# [Instructions to follow]
Read the material below and count the lines holding the string "quality". Give that count with nothing added.

─── Raw records ───

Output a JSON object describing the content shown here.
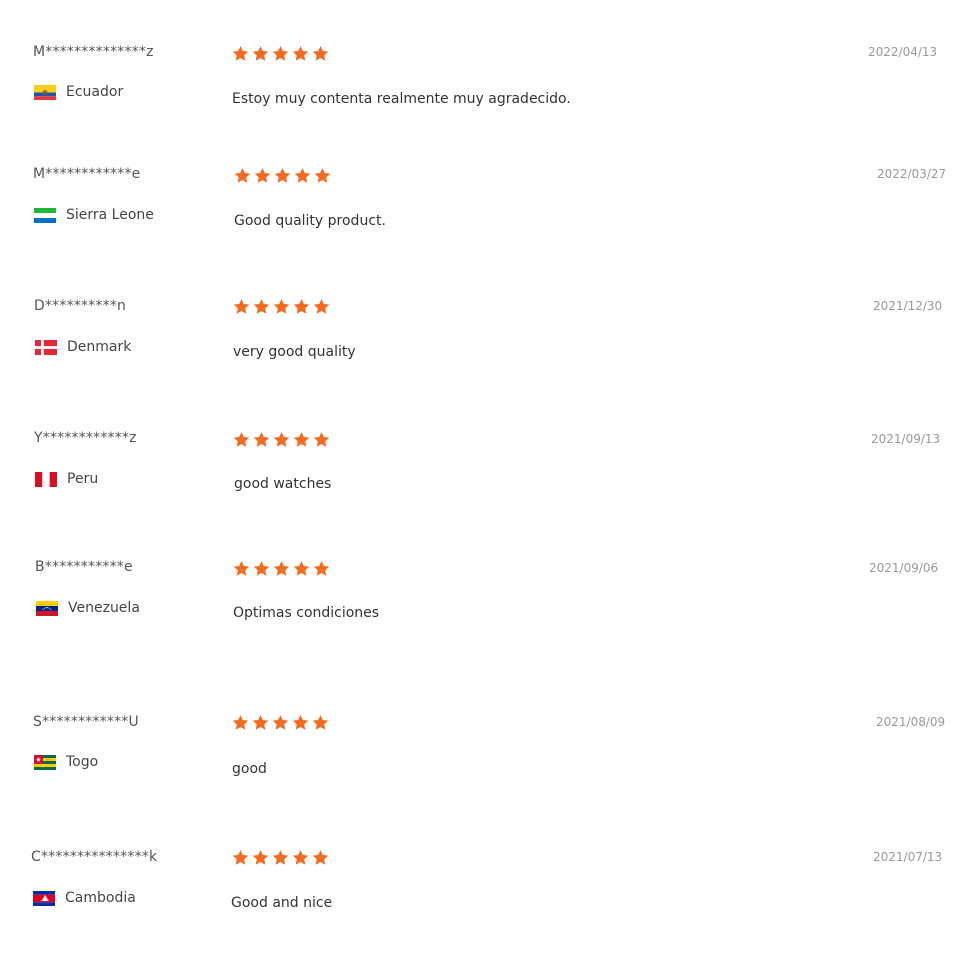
{
  "colors": {
    "star": "#f26b21",
    "date": "#999999",
    "text": "#333333"
  },
  "reviews": [
    {
      "user": "M**************z",
      "country": "Ecuador",
      "flag": "flag-ecuador",
      "rating": 5,
      "comment": "Estoy muy contenta realmente muy agradecido.",
      "date": "2022/04/13"
    },
    {
      "user": "M************e",
      "country": "Sierra Leone",
      "flag": "flag-sierra-leone",
      "rating": 5,
      "comment": "Good quality product.",
      "date": "2022/03/27"
    },
    {
      "user": "D**********n",
      "country": "Denmark",
      "flag": "flag-denmark",
      "rating": 5,
      "comment": "very good quality",
      "date": "2021/12/30"
    },
    {
      "user": "Y************z",
      "country": "Peru",
      "flag": "flag-peru",
      "rating": 5,
      "comment": "good watches",
      "date": "2021/09/13"
    },
    {
      "user": "B***********e",
      "country": "Venezuela",
      "flag": "flag-venezuela",
      "rating": 5,
      "comment": "Optimas condiciones",
      "date": "2021/09/06"
    },
    {
      "user": "S************U",
      "country": "Togo",
      "flag": "flag-togo",
      "rating": 5,
      "comment": "good",
      "date": "2021/08/09"
    },
    {
      "user": "C***************k",
      "country": "Cambodia",
      "flag": "flag-cambodia",
      "rating": 5,
      "comment": "Good and nice",
      "date": "2021/07/13"
    }
  ]
}
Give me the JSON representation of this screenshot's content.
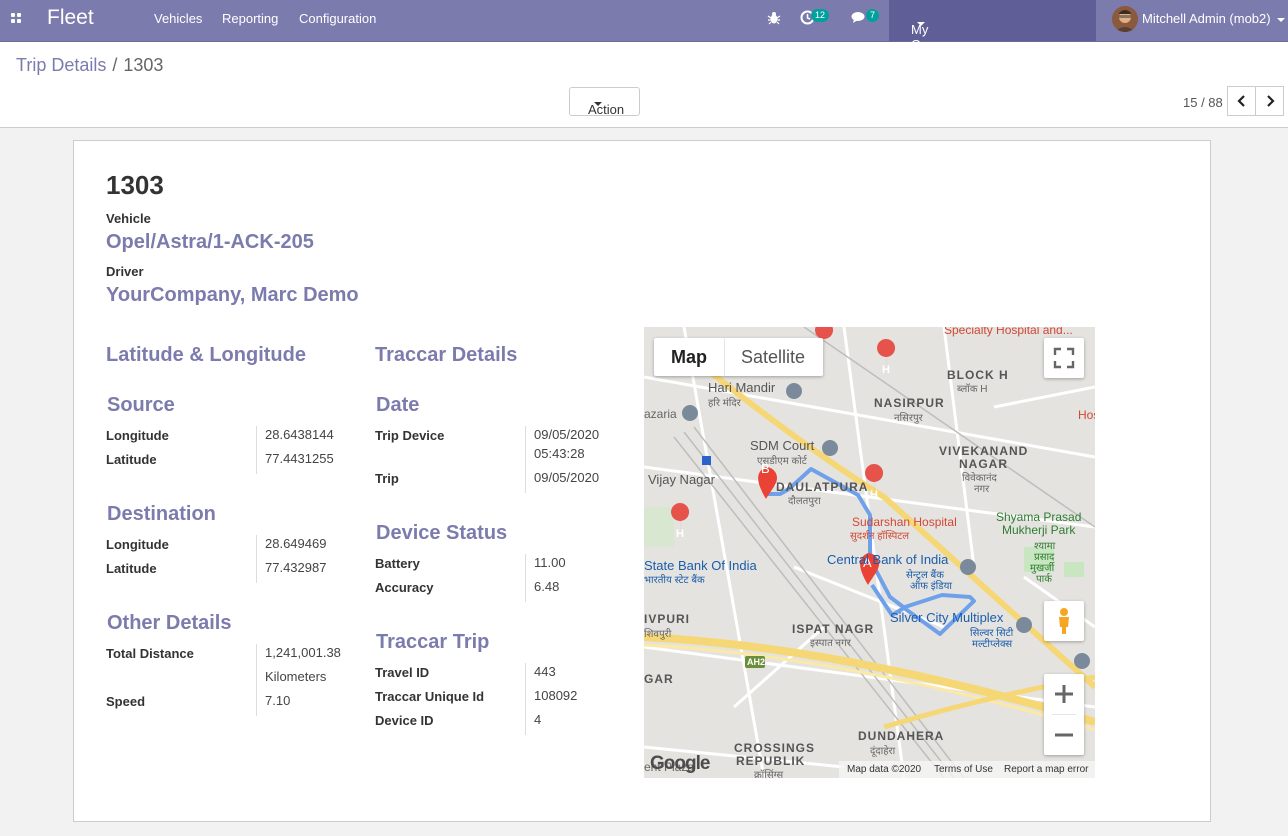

───

# [Answer for the task]
2